■ **DATA TO PROCESS**
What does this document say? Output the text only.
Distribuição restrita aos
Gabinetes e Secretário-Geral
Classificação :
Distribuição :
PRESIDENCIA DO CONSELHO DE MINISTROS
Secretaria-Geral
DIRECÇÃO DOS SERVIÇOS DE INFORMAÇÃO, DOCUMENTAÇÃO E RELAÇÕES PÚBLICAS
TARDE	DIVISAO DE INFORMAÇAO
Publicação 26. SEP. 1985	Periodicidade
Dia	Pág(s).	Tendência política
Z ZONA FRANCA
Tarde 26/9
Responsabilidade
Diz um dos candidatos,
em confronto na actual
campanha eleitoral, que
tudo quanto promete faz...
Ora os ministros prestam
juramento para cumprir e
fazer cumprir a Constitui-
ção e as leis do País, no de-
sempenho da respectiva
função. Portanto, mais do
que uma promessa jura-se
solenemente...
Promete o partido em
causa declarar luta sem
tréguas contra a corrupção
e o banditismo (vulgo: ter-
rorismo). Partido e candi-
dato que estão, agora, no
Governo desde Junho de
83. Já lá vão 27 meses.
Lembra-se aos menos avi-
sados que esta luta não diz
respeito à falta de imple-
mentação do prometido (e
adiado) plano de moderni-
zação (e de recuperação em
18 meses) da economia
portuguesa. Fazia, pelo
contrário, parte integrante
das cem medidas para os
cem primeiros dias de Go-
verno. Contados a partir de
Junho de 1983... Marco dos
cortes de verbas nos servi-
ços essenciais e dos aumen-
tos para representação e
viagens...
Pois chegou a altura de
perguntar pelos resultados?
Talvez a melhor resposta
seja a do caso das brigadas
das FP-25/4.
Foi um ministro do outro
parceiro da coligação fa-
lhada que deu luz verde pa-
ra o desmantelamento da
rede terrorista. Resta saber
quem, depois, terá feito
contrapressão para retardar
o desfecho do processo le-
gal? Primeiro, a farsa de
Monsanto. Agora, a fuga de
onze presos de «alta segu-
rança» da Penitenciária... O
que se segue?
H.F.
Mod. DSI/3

■ **PROBLEM STATEMENT**
Output the records exactly, including every line.

■ **THE ANSWER**
What does this document say? Output the text only.
Distribuição restrita aos
Gabinetes e Secretário-Geral
Classificação :
Distribuição :
PRESIDENCIA DO CONSELHO DE MINISTROS
Secretaria-Geral
DIRECÇÃO DOS SERVIÇOS DE INFORMAÇÃO, DOCUMENTAÇÃO E RELAÇÕES PÚBLICAS
TARDE	DIVISAO DE INFORMAÇAO
Publicação 26. SEP. 1985	Periodicidade
Dia	Pág(s).	Tendência política
Z ZONA FRANCA
Tarde 26/9
Responsabilidade
Diz um dos candidatos,
em confronto na actual
campanha eleitoral, que
tudo quanto promete faz...
Ora os ministros prestam
juramento para cumprir e
fazer cumprir a Constitui-
ção e as leis do País, no de-
sempenho da respectiva
função. Portanto, mais do
que uma promessa jura-se
solenemente...
Promete o partido em
causa declarar luta sem
tréguas contra a corrupção
e o banditismo (vulgo: ter-
rorismo). Partido e candi-
dato que estão, agora, no
Governo desde Junho de
83. Já lá vão 27 meses.
Lembra-se aos menos avi-
sados que esta luta não diz
respeito à falta de imple-
mentação do prometido (e
adiado) plano de moderni-
zação (e de recuperação em
18 meses) da economia
portuguesa. Fazia, pelo
contrário, parte integrante
das cem medidas para os
cem primeiros dias de Go-
verno. Contados a partir de
Junho de 1983... Marco dos
cortes de verbas nos servi-
ços essenciais e dos aumen-
tos para representação e
viagens...
Pois chegou a altura de
perguntar pelos resultados?
Talvez a melhor resposta
seja a do caso das brigadas
das FP-25/4.
Foi um ministro do outro
parceiro da coligação fa-
lhada que deu luz verde pa-
ra o desmantelamento da
rede terrorista. Resta saber
quem, depois, terá feito
contrapressão para retardar
o desfecho do processo le-
gal? Primeiro, a farsa de
Monsanto. Agora, a fuga de
onze presos de «alta segu-
rança» da Penitenciária... O
que se segue?
H.F.
Mod. DSI/3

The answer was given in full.